Records from a collection:
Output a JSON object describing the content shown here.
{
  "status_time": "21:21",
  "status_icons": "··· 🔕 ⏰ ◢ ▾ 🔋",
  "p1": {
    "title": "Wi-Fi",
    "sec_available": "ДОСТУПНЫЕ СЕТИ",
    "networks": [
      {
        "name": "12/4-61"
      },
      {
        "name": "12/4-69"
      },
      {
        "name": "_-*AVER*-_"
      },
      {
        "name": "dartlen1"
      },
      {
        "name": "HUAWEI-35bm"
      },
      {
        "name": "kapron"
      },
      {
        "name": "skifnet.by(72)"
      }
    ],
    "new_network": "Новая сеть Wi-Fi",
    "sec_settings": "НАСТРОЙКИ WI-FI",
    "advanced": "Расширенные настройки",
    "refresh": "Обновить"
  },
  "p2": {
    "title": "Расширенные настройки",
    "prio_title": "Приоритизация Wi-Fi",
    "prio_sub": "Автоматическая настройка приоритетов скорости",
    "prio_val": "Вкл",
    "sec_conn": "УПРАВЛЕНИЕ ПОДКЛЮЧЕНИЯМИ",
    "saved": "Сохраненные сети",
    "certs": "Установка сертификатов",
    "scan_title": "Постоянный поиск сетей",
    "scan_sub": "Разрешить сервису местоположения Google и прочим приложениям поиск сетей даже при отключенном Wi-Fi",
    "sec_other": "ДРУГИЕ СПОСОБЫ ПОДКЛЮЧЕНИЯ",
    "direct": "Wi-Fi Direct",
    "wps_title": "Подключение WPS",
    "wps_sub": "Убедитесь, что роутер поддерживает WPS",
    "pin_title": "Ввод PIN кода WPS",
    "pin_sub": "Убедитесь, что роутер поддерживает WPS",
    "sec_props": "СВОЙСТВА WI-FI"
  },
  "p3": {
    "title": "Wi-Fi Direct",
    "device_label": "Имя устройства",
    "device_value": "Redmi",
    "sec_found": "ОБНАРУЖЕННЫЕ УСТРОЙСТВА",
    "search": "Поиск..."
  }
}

#### Your goal
All of the entries must be written out exactly as they stand.

#### Reply to the exercise
Output a JSON object describing the content shown here.
{
  "status_time": "21:21",
  "status_icons": "··· 🔕 ⏰ ◢ ▾ 🔋",
  "p1": {
    "title": "Wi-Fi",
    "sec_available": "ДОСТУПНЫЕ СЕТИ",
    "networks": [
      {
        "name": "12/4-61"
      },
      {
        "name": "12/4-69"
      },
      {
        "name": "_-*AVER*-_"
      },
      {
        "name": "dartlen1"
      },
      {
        "name": "HUAWEI-35bm"
      },
      {
        "name": "kapron"
      },
      {
        "name": "skifnet.by(72)"
      }
    ],
    "new_network": "Новая сеть Wi-Fi",
    "sec_settings": "НАСТРОЙКИ WI-FI",
    "advanced": "Расширенные настройки",
    "refresh": "Обновить"
  },
  "p2": {
    "title": "Расширенные настройки",
    "prio_title": "Приоритизация Wi-Fi",
    "prio_sub": "Автоматическая настройка приоритетов скорости",
    "prio_val": "Вкл",
    "sec_conn": "УПРАВЛЕНИЕ ПОДКЛЮЧЕНИЯМИ",
    "saved": "Сохраненные сети",
    "certs": "Установка сертификатов",
    "scan_title": "Постоянный поиск сетей",
    "scan_sub": "Разрешить сервису местоположения Google и прочим приложениям поиск сетей даже при отключенном Wi-Fi",
    "sec_other": "ДРУГИЕ СПОСОБЫ ПОДКЛЮЧЕНИЯ",
    "direct": "Wi-Fi Direct",
    "wps_title": "Подключение WPS",
    "wps_sub": "Убедитесь, что роутер поддерживает WPS",
    "pin_title": "Ввод PIN кода WPS",
    "pin_sub": "Убедитесь, что роутер поддерживает WPS",
    "sec_props": "СВОЙСТВА WI-FI"
  },
  "p3": {
    "title": "Wi-Fi Direct",
    "device_label": "Имя устройства",
    "device_value": "Redmi",
    "sec_found": "ОБНАРУЖЕННЫЕ УСТРОЙСТВА",
    "search": "Поиск..."
  }
}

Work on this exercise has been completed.